Entries with figure data:
******************************
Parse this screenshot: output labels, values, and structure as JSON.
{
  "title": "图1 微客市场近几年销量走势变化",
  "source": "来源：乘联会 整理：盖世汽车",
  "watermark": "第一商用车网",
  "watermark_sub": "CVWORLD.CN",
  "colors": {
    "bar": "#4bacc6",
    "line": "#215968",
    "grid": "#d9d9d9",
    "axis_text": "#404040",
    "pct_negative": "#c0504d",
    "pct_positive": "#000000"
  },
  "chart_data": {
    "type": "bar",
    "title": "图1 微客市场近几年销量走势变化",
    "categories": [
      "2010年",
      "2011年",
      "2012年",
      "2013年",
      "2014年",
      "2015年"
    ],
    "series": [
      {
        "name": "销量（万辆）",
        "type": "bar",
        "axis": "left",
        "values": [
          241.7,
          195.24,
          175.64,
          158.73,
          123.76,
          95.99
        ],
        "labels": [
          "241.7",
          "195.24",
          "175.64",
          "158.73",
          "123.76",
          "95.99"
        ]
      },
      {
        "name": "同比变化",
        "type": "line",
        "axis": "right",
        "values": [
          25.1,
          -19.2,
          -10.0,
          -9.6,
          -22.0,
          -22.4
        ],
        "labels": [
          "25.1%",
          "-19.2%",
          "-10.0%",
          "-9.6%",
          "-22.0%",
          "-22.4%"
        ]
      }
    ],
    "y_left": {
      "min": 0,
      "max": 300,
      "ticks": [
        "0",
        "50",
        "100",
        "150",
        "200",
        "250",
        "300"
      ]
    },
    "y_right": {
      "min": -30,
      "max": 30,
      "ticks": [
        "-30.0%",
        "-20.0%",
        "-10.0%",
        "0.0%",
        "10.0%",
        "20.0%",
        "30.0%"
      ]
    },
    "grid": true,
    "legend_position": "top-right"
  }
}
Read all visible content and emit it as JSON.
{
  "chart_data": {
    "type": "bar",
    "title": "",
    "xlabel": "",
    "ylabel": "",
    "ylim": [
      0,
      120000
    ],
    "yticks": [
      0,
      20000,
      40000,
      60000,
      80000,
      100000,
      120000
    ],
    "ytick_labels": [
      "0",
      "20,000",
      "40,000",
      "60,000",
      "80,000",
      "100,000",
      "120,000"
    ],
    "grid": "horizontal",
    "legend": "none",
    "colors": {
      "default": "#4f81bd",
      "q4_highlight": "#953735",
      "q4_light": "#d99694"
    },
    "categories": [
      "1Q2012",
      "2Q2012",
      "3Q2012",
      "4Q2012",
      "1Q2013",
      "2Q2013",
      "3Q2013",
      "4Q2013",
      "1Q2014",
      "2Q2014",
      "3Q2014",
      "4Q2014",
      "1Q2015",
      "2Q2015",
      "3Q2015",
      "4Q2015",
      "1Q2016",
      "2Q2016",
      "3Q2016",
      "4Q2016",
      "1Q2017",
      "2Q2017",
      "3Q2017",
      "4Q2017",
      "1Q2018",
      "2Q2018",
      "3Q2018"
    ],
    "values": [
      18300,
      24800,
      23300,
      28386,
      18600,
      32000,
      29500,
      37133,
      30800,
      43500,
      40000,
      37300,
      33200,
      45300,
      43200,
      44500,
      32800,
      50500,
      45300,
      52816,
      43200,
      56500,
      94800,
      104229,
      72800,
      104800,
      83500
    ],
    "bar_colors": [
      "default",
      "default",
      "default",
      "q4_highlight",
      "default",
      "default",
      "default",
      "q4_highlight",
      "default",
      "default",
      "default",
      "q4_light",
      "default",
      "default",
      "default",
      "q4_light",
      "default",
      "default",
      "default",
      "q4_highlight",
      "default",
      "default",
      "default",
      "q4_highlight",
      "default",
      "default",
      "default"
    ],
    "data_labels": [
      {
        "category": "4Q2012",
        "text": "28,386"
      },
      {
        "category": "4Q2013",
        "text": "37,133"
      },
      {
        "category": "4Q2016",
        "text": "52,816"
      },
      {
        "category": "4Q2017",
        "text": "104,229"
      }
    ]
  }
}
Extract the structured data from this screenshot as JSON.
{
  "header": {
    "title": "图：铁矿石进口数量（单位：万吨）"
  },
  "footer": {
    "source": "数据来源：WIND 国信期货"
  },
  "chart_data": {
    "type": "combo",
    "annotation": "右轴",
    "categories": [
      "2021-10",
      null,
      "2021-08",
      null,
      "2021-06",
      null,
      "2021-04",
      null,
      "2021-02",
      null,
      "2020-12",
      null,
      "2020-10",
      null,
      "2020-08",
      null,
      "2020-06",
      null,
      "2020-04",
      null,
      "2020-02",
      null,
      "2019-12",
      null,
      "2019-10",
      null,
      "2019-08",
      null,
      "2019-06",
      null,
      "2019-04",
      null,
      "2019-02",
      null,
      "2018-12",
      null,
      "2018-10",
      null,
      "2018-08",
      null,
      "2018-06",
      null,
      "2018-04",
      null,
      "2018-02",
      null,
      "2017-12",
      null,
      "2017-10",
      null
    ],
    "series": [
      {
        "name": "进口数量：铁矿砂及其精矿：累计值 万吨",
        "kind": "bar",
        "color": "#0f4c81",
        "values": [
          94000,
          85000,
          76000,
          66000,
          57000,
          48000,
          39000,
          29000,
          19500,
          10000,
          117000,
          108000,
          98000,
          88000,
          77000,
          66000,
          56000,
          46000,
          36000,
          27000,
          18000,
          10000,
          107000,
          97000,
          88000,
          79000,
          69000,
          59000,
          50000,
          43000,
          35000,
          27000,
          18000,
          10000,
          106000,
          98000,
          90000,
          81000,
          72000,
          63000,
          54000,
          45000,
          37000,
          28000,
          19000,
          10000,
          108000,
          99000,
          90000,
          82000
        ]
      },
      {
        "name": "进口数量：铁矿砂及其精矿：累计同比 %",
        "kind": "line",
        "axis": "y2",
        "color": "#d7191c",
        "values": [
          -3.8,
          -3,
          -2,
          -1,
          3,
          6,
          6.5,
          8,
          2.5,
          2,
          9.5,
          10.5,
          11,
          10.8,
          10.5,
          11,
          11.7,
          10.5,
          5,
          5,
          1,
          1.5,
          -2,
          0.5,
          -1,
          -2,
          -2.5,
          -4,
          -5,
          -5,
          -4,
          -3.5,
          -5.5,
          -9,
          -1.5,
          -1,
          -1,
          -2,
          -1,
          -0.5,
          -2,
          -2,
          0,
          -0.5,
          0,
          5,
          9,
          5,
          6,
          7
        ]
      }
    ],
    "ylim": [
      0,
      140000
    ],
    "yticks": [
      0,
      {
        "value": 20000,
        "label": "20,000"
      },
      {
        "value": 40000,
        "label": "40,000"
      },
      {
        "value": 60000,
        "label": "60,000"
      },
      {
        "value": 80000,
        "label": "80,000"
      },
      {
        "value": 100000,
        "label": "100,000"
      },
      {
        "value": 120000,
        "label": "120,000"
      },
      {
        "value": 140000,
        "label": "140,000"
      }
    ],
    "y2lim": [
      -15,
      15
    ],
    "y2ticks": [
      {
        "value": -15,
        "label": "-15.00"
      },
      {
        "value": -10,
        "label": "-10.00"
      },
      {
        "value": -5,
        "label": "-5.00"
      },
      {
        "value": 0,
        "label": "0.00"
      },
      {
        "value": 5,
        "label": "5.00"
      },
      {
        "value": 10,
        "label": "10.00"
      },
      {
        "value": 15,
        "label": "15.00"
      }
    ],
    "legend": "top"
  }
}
******************************
- _The problem_
Search the data for the word "title" and copy each line where it appears.

- _Written solution_
  "title": "图1 微客市场近几年销量走势变化",
    "title": "图1 微客市场近几年销量走势变化",
    "title": "",
    "title": "图：铁矿石进口数量（单位：万吨）"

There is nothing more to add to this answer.